(Your instructions) Skip the pictures and repeat each line of the data exactly.

(Records for this exercise)
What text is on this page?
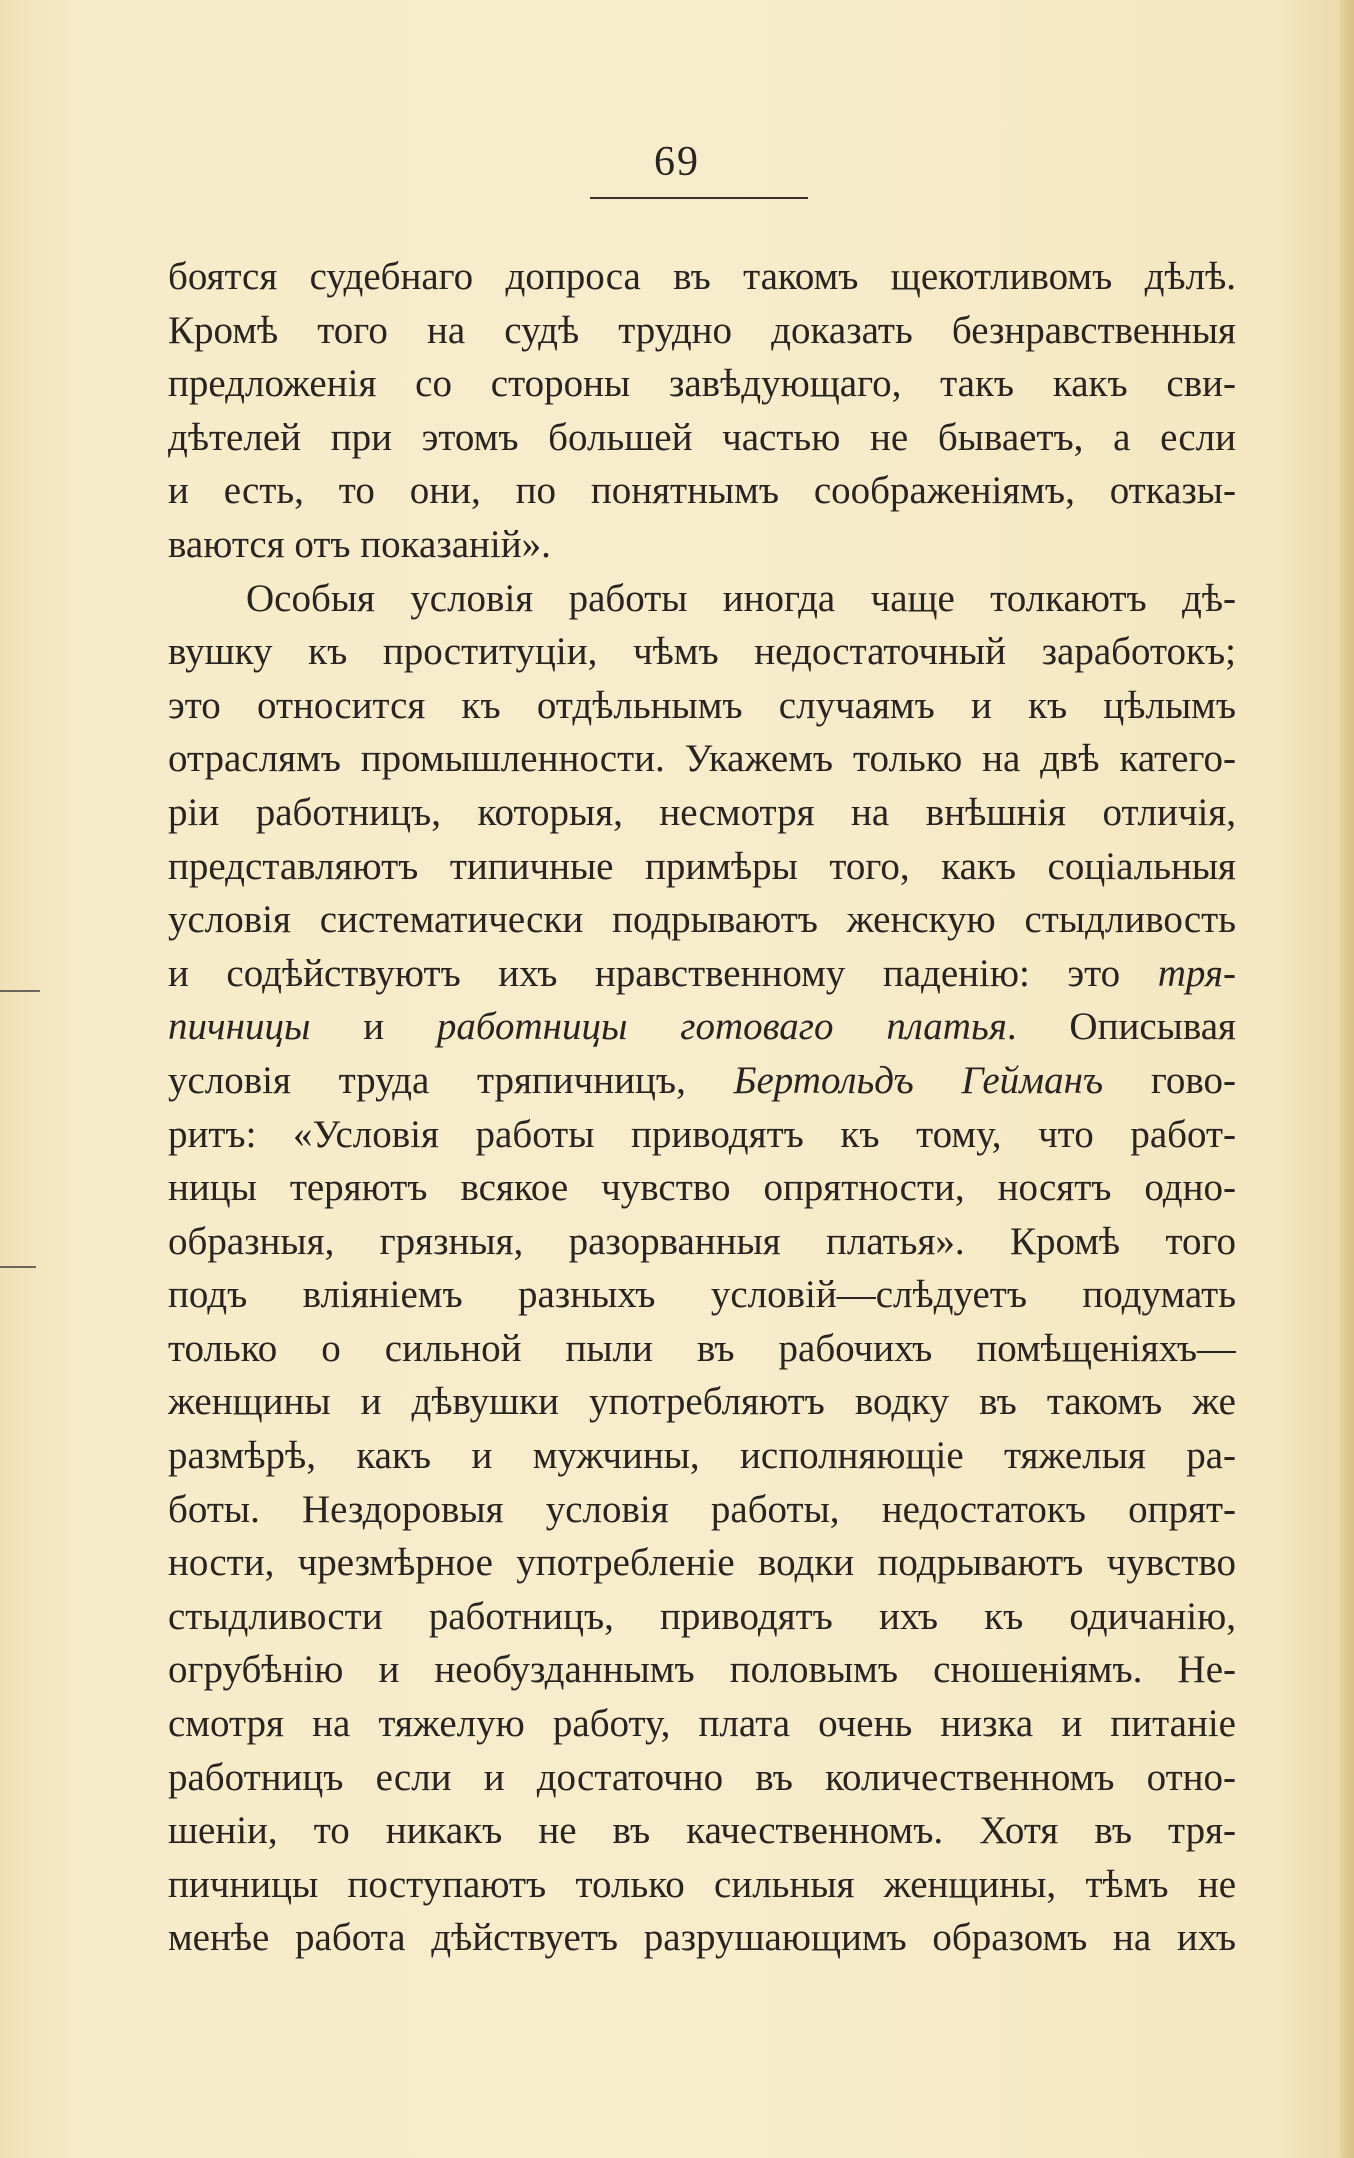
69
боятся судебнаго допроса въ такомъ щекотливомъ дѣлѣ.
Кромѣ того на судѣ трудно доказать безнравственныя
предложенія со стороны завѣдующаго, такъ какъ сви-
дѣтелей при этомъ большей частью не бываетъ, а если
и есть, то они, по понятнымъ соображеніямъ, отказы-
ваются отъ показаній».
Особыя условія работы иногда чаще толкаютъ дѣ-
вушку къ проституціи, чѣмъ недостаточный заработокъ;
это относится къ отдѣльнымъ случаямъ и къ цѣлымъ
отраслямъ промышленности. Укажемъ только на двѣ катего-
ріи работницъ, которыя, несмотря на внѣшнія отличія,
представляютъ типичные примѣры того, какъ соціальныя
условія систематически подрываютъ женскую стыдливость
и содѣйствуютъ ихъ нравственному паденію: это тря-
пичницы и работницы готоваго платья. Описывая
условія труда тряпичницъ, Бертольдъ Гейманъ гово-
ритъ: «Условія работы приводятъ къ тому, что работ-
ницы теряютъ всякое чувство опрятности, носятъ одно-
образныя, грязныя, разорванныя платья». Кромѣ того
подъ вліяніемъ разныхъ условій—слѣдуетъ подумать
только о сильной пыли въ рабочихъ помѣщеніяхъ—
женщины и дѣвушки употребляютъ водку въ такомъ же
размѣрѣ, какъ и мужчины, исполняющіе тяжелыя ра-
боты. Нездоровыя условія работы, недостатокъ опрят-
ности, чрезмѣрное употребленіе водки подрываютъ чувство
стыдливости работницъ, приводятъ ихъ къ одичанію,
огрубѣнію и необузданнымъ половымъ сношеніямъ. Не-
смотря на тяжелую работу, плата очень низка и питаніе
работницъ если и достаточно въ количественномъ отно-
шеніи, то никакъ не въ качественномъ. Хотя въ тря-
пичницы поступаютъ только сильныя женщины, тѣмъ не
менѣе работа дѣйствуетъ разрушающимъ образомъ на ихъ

(Output of the exercise)
What text is on this page?
69
боятся судебнаго допроса въ такомъ щекотливомъ дѣлѣ.
Кромѣ того на судѣ трудно доказать безнравственныя
предложенія со стороны завѣдующаго, такъ какъ сви-
дѣтелей при этомъ большей частью не бываетъ, а если
и есть, то они, по понятнымъ соображеніямъ, отказы-
ваются отъ показаній».
Особыя условія работы иногда чаще толкаютъ дѣ-
вушку къ проституціи, чѣмъ недостаточный заработокъ;
это относится къ отдѣльнымъ случаямъ и къ цѣлымъ
отраслямъ промышленности. Укажемъ только на двѣ катего-
ріи работницъ, которыя, несмотря на внѣшнія отличія,
представляютъ типичные примѣры того, какъ соціальныя
условія систематически подрываютъ женскую стыдливость
и содѣйствуютъ ихъ нравственному паденію: это тря-
пичницы и работницы готоваго платья. Описывая
условія труда тряпичницъ, Бертольдъ Гейманъ гово-
ритъ: «Условія работы приводятъ къ тому, что работ-
ницы теряютъ всякое чувство опрятности, носятъ одно-
образныя, грязныя, разорванныя платья». Кромѣ того
подъ вліяніемъ разныхъ условій—слѣдуетъ подумать
только о сильной пыли въ рабочихъ помѣщеніяхъ—
женщины и дѣвушки употребляютъ водку въ такомъ же
размѣрѣ, какъ и мужчины, исполняющіе тяжелыя ра-
боты. Нездоровыя условія работы, недостатокъ опрят-
ности, чрезмѣрное употребленіе водки подрываютъ чувство
стыдливости работницъ, приводятъ ихъ къ одичанію,
огрубѣнію и необузданнымъ половымъ сношеніямъ. Не-
смотря на тяжелую работу, плата очень низка и питаніе
работницъ если и достаточно въ количественномъ отно-
шеніи, то никакъ не въ качественномъ. Хотя въ тря-
пичницы поступаютъ только сильныя женщины, тѣмъ не
менѣе работа дѣйствуетъ разрушающимъ образомъ на ихъ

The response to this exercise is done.